(Data listing)
================================

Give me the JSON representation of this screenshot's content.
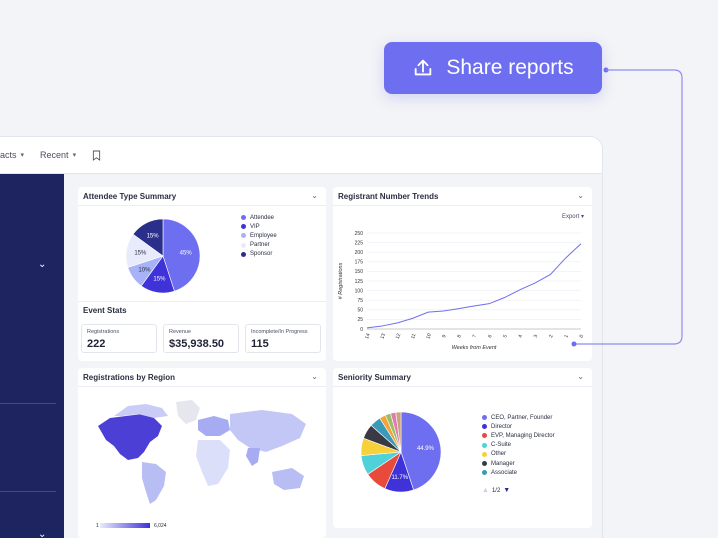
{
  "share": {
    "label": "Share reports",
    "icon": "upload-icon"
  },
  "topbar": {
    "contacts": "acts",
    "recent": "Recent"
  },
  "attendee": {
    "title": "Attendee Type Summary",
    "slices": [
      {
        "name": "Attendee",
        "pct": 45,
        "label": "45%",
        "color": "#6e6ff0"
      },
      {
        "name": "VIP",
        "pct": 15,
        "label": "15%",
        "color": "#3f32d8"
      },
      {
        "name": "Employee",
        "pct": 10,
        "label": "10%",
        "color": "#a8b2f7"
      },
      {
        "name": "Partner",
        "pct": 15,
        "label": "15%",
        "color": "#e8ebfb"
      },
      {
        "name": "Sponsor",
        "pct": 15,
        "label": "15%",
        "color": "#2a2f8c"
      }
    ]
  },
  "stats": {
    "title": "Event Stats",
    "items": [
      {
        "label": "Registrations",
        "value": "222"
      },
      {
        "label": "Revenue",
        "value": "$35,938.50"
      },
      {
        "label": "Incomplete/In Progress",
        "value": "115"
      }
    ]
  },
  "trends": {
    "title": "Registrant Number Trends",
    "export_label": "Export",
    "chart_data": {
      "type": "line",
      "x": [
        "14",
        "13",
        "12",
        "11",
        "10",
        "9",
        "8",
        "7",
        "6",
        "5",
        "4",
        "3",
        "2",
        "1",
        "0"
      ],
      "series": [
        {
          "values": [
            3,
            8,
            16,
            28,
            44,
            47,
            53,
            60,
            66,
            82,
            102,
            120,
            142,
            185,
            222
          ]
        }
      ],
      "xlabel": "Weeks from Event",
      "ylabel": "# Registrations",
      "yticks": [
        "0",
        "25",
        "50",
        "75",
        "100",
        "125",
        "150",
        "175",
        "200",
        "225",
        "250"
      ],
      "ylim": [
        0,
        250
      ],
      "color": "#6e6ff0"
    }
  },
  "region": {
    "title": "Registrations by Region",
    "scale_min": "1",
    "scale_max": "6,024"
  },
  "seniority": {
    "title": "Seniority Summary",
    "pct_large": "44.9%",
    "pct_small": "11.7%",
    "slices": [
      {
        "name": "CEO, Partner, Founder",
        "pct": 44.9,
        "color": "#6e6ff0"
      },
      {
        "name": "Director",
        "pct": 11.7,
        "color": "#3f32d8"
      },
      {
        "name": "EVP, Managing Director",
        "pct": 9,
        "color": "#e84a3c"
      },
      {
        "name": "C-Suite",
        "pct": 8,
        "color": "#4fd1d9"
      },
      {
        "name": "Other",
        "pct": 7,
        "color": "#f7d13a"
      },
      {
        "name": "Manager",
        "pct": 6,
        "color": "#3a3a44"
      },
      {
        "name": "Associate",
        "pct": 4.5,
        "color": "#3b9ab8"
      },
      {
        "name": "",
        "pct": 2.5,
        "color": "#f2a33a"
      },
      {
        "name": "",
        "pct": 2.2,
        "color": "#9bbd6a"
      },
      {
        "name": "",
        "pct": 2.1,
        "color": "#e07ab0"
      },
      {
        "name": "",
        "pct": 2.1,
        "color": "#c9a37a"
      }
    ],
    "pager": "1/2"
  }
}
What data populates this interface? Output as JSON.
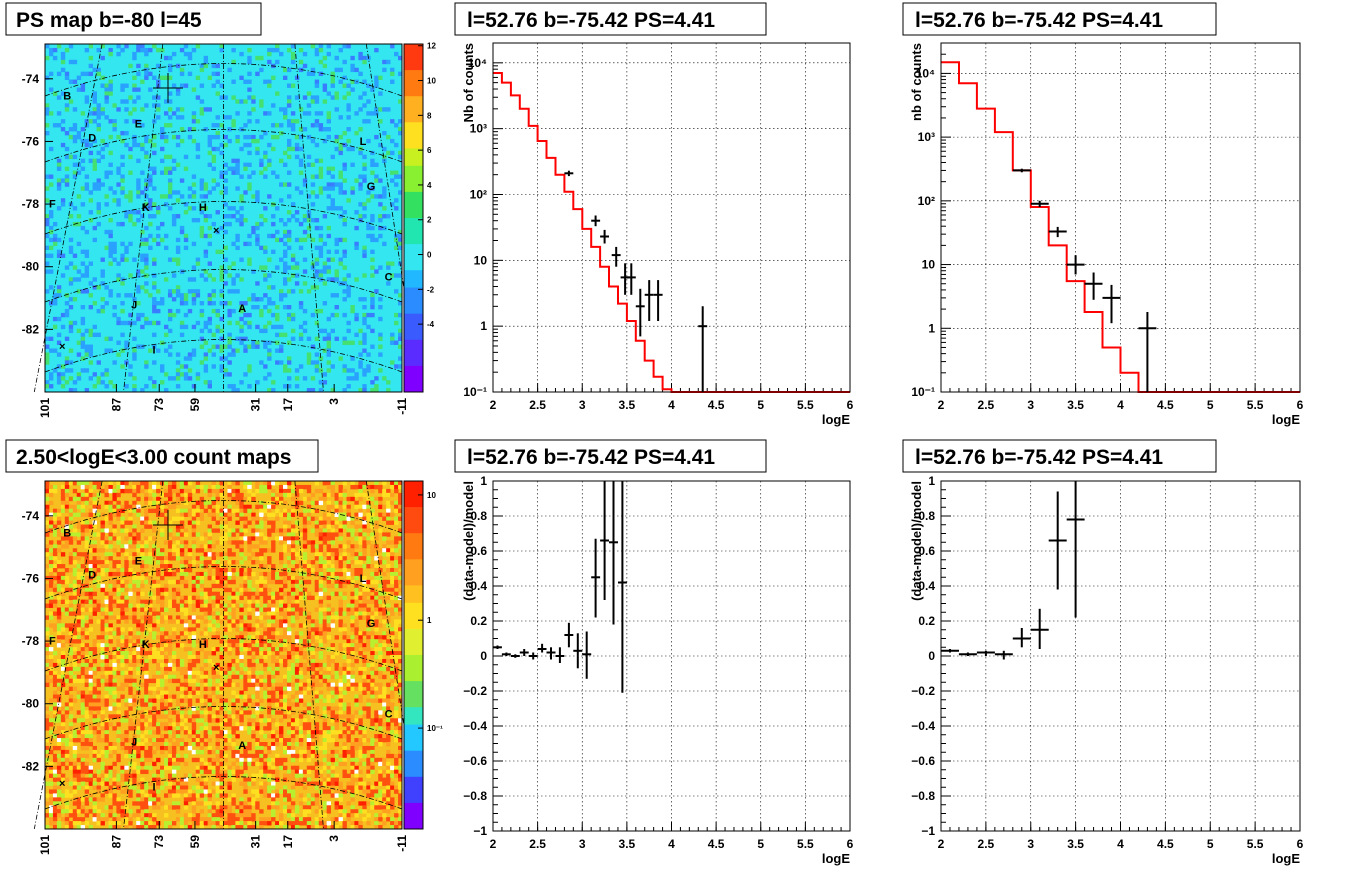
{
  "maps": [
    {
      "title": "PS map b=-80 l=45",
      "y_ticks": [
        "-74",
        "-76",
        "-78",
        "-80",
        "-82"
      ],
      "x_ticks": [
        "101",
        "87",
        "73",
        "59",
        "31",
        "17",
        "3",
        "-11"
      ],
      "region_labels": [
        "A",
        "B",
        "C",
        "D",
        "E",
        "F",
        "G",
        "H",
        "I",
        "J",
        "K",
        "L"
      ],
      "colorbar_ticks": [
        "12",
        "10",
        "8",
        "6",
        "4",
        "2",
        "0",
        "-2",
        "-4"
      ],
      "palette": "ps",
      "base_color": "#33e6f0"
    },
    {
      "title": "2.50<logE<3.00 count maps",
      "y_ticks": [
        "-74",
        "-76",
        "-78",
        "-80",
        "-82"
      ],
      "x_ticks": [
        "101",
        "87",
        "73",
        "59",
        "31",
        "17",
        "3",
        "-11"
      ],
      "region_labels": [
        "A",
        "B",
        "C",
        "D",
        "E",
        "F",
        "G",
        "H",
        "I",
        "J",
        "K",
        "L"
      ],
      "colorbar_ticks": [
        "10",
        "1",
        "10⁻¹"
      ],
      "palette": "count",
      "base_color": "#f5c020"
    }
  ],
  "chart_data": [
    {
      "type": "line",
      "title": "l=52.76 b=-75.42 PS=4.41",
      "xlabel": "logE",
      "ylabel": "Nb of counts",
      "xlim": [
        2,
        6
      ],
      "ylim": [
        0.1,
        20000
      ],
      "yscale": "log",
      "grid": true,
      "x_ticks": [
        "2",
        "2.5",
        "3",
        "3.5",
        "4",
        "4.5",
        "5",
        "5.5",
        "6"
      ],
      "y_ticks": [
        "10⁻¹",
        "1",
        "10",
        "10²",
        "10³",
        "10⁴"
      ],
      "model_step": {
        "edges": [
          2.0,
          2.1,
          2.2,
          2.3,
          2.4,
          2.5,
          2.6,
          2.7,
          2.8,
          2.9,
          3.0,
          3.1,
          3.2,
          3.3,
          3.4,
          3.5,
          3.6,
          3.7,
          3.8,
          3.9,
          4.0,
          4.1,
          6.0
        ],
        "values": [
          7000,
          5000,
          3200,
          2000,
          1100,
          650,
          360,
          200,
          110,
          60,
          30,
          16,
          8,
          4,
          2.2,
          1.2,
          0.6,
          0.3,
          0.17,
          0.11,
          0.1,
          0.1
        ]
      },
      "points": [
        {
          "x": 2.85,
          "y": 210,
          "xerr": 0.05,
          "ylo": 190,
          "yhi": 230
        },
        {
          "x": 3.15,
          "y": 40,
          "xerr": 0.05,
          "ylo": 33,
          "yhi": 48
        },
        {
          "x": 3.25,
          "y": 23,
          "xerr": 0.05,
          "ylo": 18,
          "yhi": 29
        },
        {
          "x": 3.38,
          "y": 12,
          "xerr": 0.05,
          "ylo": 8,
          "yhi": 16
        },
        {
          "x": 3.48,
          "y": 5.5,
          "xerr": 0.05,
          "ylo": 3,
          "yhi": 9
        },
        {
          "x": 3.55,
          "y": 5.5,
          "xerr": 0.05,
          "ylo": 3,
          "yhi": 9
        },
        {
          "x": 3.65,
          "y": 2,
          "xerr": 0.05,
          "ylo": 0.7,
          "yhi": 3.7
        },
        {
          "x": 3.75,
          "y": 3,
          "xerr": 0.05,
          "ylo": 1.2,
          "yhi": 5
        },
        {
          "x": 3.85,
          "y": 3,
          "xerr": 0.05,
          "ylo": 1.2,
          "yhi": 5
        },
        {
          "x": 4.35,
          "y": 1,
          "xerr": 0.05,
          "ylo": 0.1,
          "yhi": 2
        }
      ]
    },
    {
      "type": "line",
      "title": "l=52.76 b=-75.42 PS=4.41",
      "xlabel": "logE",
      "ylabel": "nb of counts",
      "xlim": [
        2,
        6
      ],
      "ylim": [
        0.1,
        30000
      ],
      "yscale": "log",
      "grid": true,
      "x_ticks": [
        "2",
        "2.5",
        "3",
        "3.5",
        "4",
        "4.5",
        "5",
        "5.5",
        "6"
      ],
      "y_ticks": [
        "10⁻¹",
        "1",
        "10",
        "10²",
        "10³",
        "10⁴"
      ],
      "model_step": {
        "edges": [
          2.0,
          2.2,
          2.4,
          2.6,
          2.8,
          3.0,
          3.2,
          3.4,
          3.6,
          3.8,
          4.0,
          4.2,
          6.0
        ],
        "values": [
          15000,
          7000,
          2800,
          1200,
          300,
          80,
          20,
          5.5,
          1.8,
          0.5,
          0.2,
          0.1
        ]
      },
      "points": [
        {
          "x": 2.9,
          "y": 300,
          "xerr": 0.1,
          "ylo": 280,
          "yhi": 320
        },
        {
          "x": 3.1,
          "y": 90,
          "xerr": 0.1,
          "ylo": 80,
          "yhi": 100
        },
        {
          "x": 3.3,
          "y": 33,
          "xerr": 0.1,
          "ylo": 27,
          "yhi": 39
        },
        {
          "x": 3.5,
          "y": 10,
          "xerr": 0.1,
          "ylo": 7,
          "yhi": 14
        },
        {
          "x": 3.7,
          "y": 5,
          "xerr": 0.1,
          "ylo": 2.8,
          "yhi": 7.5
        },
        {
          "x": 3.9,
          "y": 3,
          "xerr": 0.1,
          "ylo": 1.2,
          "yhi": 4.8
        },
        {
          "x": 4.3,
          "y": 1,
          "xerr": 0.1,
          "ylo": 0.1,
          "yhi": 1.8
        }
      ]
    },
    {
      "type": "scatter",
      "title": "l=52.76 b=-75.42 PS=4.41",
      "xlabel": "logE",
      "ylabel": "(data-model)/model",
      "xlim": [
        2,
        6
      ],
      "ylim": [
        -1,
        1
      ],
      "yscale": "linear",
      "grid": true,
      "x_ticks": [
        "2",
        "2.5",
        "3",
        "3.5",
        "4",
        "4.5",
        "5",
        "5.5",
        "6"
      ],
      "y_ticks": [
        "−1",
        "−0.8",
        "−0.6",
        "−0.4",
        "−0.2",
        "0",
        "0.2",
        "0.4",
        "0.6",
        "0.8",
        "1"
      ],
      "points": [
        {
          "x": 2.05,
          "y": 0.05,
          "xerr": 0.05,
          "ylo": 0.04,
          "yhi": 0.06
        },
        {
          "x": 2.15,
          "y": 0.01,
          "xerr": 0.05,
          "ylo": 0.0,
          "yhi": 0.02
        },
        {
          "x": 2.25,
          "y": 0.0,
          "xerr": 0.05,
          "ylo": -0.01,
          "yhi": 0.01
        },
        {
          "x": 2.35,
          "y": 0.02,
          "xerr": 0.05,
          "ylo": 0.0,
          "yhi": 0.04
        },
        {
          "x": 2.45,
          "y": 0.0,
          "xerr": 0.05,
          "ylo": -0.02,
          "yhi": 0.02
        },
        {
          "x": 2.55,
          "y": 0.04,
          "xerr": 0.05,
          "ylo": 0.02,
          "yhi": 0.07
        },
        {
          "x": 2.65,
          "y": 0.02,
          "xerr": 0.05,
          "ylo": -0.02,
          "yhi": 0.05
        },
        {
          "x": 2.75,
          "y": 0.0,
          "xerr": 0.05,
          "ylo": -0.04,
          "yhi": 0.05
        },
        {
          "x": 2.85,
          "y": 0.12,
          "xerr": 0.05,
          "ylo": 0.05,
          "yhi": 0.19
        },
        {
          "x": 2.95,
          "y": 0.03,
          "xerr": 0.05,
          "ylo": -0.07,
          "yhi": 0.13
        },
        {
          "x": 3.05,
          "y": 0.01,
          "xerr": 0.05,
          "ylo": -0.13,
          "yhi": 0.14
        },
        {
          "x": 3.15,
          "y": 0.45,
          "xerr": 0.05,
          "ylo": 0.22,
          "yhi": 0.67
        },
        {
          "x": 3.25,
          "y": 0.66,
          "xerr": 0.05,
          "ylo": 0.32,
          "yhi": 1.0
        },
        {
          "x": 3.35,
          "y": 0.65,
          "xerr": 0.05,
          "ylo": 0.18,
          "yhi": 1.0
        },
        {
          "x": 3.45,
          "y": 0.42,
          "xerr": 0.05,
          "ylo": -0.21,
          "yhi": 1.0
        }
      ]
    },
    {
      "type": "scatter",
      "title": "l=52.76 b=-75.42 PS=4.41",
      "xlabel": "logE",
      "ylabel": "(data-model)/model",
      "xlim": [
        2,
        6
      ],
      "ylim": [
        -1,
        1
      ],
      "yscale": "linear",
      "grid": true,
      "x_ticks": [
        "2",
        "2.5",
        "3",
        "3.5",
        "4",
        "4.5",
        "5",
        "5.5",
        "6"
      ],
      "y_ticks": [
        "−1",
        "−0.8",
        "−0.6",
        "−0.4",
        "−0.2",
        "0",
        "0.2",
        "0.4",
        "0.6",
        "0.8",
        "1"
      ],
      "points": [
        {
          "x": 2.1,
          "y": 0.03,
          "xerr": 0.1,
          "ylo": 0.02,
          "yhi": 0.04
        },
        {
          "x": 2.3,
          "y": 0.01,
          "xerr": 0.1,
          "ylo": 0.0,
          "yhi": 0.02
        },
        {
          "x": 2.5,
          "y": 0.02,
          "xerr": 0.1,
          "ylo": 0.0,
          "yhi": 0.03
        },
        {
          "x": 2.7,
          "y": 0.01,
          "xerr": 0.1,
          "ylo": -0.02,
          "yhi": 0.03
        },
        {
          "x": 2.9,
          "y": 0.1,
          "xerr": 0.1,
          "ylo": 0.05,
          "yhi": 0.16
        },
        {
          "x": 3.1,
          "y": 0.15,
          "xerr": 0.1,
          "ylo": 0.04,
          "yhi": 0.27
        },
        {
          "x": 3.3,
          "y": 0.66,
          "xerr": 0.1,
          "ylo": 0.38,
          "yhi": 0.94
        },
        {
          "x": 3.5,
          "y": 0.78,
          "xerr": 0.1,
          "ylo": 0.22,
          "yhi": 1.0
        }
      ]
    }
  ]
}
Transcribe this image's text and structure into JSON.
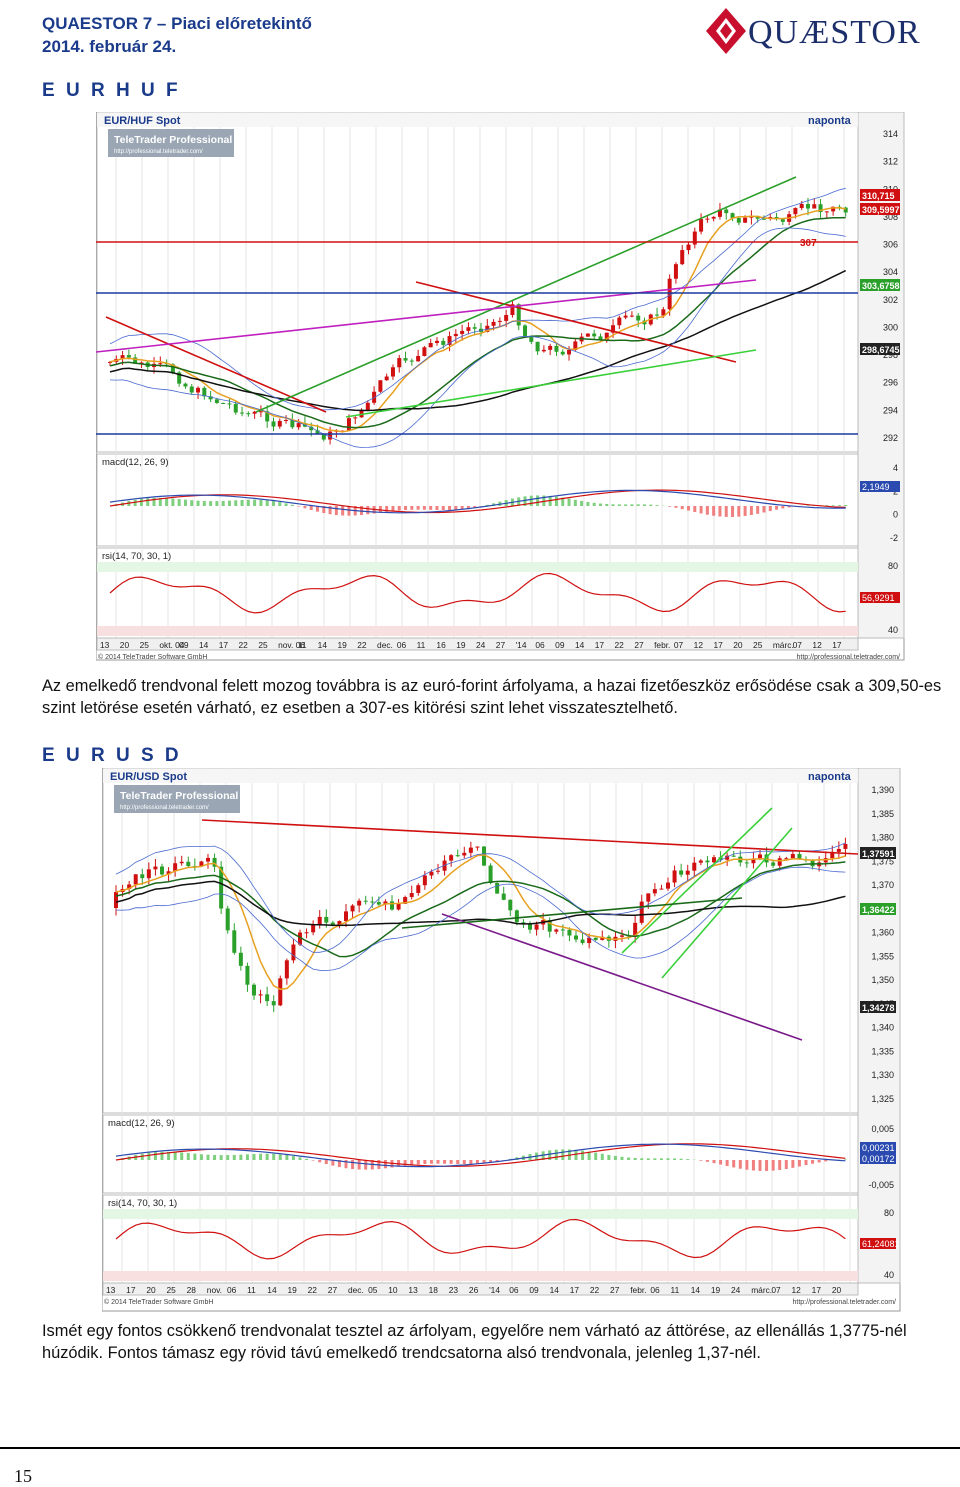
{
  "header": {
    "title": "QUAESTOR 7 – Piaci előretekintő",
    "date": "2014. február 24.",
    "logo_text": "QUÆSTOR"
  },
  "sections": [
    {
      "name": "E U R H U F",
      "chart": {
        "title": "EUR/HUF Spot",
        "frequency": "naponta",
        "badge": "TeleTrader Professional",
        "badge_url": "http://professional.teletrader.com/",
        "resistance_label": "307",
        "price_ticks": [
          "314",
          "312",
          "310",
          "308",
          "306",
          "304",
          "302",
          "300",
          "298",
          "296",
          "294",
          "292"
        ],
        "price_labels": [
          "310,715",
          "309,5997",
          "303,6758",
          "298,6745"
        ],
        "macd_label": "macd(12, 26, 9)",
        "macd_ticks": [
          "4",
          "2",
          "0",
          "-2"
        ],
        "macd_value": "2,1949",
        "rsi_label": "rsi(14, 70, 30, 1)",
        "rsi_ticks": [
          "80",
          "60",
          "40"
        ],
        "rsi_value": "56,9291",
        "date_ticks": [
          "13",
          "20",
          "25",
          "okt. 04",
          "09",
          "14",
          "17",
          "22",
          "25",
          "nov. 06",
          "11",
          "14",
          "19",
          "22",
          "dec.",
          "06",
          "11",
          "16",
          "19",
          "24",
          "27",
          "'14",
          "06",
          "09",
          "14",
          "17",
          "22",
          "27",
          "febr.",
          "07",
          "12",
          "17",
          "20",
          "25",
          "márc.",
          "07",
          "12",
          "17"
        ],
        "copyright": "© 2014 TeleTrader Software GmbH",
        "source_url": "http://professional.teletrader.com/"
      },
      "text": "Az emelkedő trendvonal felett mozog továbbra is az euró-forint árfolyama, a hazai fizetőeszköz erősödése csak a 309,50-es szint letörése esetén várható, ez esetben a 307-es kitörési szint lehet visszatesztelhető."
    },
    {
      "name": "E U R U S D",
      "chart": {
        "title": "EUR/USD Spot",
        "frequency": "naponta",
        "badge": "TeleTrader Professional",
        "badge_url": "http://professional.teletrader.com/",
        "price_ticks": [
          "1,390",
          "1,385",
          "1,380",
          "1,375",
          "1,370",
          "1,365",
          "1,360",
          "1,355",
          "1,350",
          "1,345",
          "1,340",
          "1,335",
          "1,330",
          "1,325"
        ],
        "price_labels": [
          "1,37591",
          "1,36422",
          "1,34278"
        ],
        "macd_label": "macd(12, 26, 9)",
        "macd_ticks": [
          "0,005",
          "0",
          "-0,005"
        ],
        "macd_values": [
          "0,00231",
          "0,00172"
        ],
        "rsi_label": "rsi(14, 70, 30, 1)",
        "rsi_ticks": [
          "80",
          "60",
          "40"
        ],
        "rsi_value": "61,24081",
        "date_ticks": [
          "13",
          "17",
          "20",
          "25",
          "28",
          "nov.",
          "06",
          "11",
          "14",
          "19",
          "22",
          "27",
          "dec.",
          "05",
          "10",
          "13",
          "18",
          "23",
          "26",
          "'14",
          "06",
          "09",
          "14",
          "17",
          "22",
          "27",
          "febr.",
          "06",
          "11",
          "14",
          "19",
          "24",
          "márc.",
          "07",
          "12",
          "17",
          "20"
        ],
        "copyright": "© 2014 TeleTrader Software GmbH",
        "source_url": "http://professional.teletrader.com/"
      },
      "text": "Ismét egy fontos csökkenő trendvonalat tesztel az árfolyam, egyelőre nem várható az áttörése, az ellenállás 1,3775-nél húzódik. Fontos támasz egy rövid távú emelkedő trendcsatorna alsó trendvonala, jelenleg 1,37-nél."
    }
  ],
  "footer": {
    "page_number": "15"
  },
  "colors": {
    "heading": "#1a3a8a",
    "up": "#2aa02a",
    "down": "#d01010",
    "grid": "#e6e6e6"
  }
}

================================

▸ **YOUR INSTRUCTIONS**:
Above is a listing; report how many of its lines include the word "Registrations", giving the number only.

▸ **EXPECTED ANSWER**:
3